## REQUIRED WORK
Which lines contain the string "Bezirksversammlung"? Please list every one of them.

[Stored dataset items]
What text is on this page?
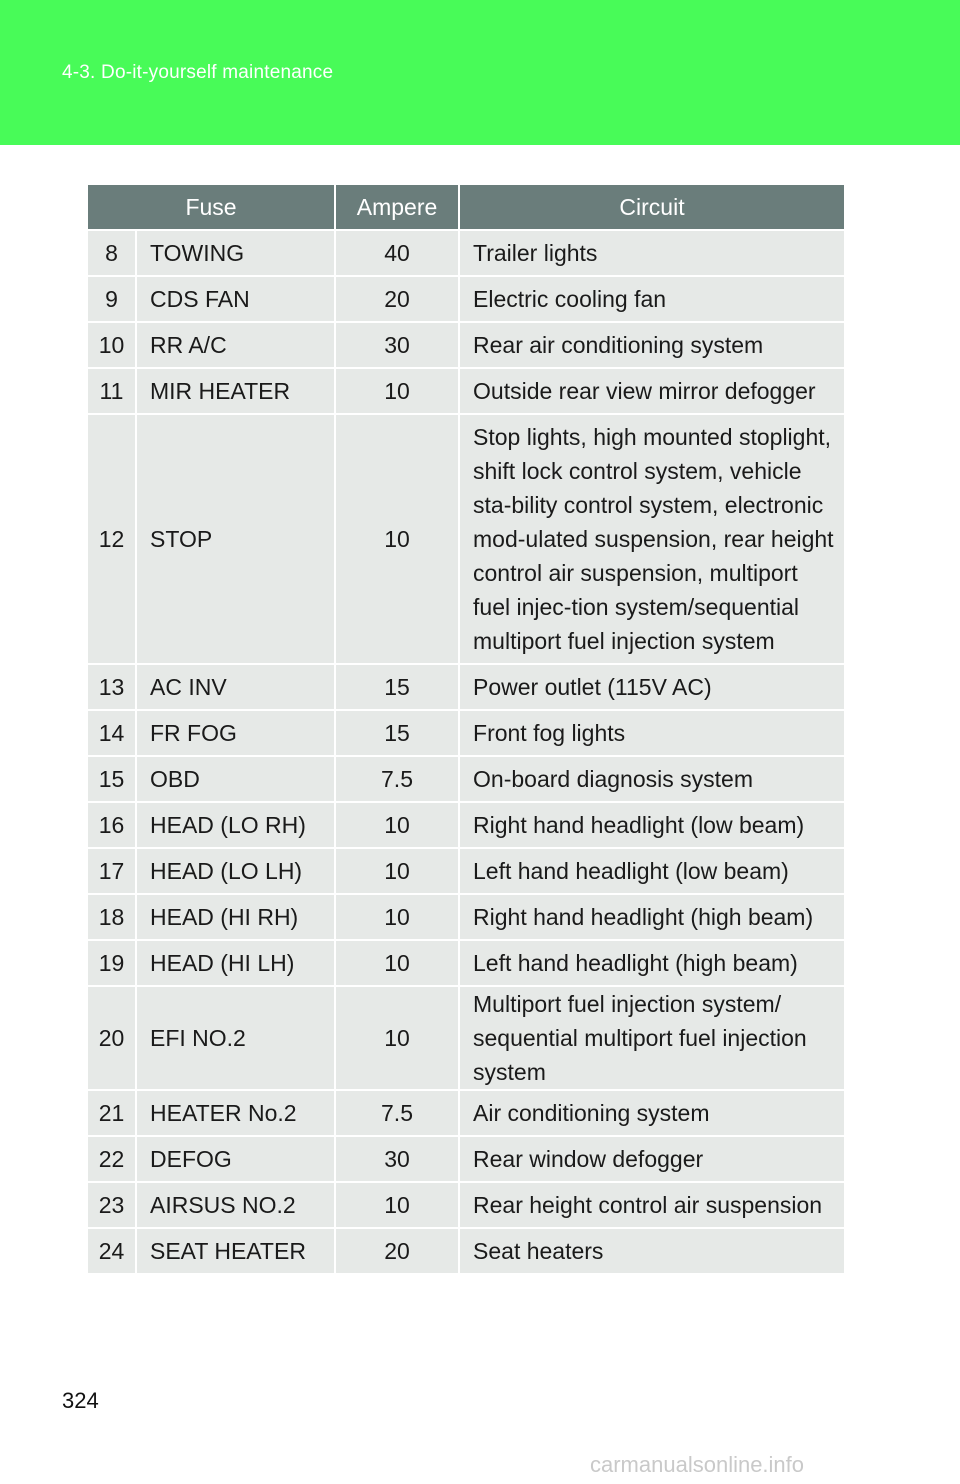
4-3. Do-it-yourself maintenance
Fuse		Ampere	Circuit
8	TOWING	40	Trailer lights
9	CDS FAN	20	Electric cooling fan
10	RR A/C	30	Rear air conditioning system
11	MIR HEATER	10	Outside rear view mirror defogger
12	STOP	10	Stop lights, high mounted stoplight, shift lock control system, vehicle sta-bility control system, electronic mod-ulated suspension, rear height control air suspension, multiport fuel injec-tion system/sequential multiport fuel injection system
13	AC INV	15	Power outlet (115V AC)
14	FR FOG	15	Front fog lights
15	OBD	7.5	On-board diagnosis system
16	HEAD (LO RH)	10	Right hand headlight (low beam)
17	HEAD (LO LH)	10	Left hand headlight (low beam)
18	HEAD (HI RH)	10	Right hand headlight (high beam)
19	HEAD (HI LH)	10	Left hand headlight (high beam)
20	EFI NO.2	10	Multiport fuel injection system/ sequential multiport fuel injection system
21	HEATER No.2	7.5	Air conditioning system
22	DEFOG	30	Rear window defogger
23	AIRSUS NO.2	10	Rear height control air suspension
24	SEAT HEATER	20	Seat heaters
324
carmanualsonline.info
==
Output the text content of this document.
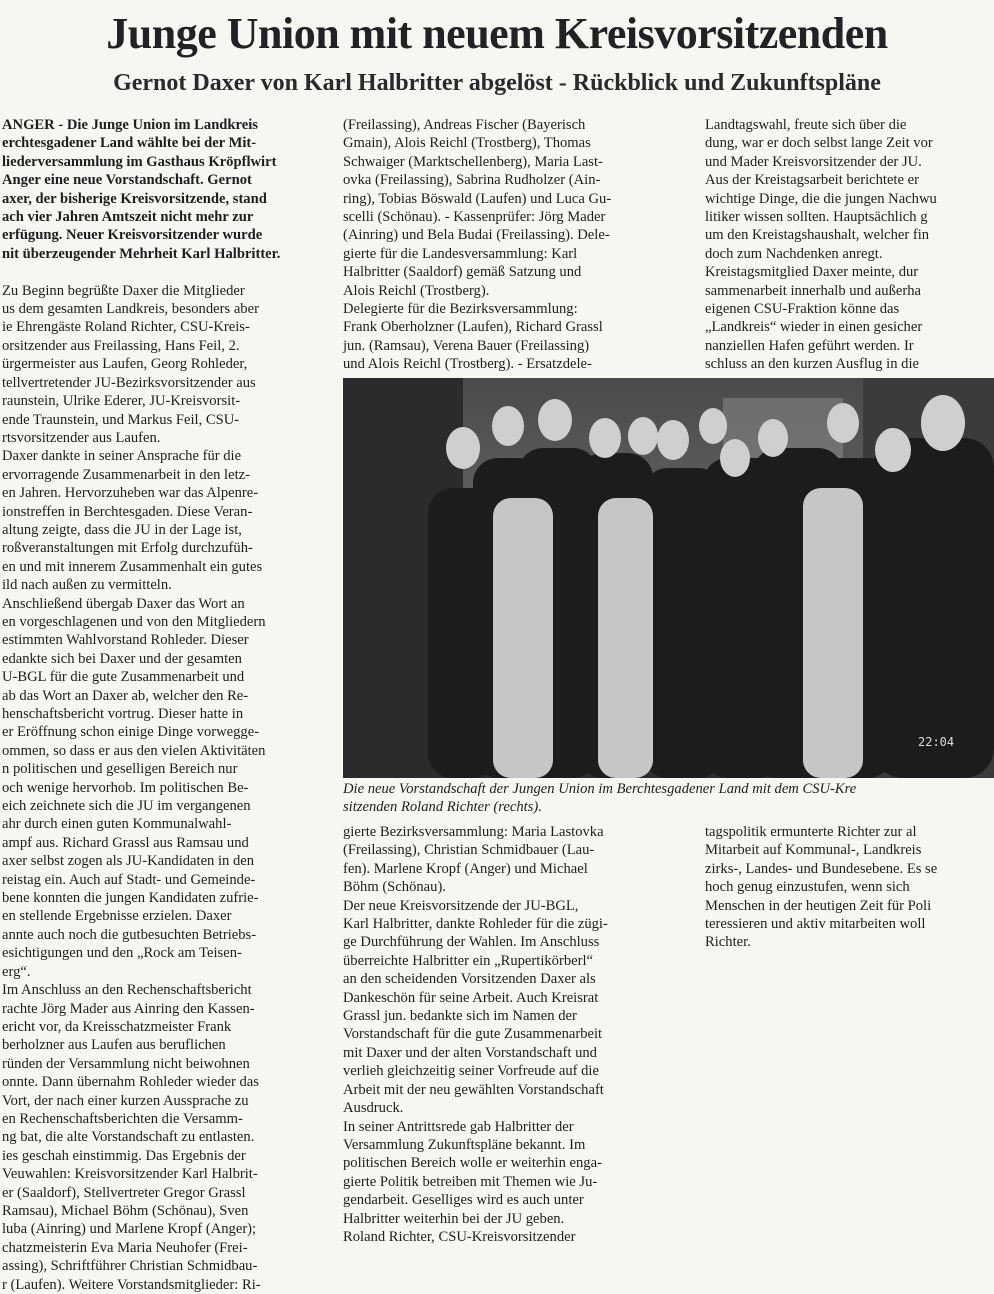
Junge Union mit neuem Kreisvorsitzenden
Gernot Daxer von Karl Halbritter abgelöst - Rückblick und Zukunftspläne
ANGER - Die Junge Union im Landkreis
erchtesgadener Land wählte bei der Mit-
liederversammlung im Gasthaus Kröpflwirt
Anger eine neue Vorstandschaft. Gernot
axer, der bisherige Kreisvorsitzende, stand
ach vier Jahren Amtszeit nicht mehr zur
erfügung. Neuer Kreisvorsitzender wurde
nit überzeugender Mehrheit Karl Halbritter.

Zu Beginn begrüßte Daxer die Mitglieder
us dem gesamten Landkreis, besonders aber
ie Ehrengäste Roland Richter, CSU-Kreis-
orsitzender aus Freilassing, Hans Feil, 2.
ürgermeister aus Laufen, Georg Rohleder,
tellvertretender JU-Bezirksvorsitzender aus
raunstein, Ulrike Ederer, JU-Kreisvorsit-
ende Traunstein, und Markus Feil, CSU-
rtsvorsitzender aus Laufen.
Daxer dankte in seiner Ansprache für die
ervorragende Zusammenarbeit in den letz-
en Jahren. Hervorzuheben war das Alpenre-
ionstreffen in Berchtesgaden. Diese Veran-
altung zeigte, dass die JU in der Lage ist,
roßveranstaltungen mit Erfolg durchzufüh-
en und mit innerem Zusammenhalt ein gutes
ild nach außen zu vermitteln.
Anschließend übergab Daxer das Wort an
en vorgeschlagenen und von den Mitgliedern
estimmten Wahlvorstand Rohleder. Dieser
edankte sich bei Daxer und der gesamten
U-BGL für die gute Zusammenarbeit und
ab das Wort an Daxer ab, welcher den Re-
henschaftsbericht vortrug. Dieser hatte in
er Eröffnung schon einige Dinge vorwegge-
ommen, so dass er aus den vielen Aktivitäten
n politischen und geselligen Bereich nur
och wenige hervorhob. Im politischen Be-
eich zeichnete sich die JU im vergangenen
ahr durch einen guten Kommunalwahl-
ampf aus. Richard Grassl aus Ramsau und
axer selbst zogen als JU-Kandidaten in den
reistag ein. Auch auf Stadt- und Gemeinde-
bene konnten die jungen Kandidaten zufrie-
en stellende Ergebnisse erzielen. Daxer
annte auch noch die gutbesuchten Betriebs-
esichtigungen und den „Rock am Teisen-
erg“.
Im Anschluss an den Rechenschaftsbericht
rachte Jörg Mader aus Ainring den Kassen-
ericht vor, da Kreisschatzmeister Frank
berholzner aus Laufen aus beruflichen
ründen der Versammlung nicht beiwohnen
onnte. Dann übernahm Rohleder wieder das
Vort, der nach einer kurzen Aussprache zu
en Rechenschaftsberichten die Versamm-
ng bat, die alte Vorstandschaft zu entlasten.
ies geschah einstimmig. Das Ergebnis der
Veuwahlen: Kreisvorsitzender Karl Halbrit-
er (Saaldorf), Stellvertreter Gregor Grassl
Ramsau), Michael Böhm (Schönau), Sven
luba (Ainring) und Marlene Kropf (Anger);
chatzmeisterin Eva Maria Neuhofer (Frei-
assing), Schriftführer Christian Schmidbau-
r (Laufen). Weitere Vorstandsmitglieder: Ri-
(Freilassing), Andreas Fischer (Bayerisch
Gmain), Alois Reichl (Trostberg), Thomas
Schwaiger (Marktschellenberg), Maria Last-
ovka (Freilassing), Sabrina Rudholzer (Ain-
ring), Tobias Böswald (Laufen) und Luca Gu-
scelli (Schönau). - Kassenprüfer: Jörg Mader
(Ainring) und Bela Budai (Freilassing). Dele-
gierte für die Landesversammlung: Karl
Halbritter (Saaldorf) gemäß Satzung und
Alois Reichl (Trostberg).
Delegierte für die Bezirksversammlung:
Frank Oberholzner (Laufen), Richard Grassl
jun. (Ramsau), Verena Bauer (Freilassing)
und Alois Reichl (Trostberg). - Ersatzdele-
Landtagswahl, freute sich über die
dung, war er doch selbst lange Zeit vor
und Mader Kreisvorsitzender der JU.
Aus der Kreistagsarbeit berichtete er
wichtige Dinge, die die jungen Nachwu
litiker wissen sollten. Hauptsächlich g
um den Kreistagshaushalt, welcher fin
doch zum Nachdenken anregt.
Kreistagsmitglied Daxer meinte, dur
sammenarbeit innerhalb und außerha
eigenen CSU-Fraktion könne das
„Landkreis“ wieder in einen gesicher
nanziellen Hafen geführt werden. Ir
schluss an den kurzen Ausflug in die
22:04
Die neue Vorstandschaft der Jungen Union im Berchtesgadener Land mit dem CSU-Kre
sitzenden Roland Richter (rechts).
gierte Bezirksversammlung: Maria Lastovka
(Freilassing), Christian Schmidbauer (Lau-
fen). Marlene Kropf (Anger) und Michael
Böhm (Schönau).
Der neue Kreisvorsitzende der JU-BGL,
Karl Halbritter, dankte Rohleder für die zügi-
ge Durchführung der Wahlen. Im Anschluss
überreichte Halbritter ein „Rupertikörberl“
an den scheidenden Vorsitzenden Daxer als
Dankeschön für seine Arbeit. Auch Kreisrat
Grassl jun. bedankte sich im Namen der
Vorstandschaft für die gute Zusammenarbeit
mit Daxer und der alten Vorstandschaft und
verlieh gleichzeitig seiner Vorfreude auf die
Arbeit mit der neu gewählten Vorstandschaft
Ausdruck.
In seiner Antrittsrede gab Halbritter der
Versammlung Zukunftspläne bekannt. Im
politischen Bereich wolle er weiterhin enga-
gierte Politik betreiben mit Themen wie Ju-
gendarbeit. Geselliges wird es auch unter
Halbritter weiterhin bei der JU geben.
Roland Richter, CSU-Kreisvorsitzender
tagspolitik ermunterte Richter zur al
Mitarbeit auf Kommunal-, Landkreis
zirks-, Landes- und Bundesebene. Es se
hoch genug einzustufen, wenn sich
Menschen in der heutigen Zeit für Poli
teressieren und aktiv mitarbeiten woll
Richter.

## FINISHED ANSWER
Delegierte für die Bezirksversammlung:
gierte Bezirksversammlung: Maria Lastovka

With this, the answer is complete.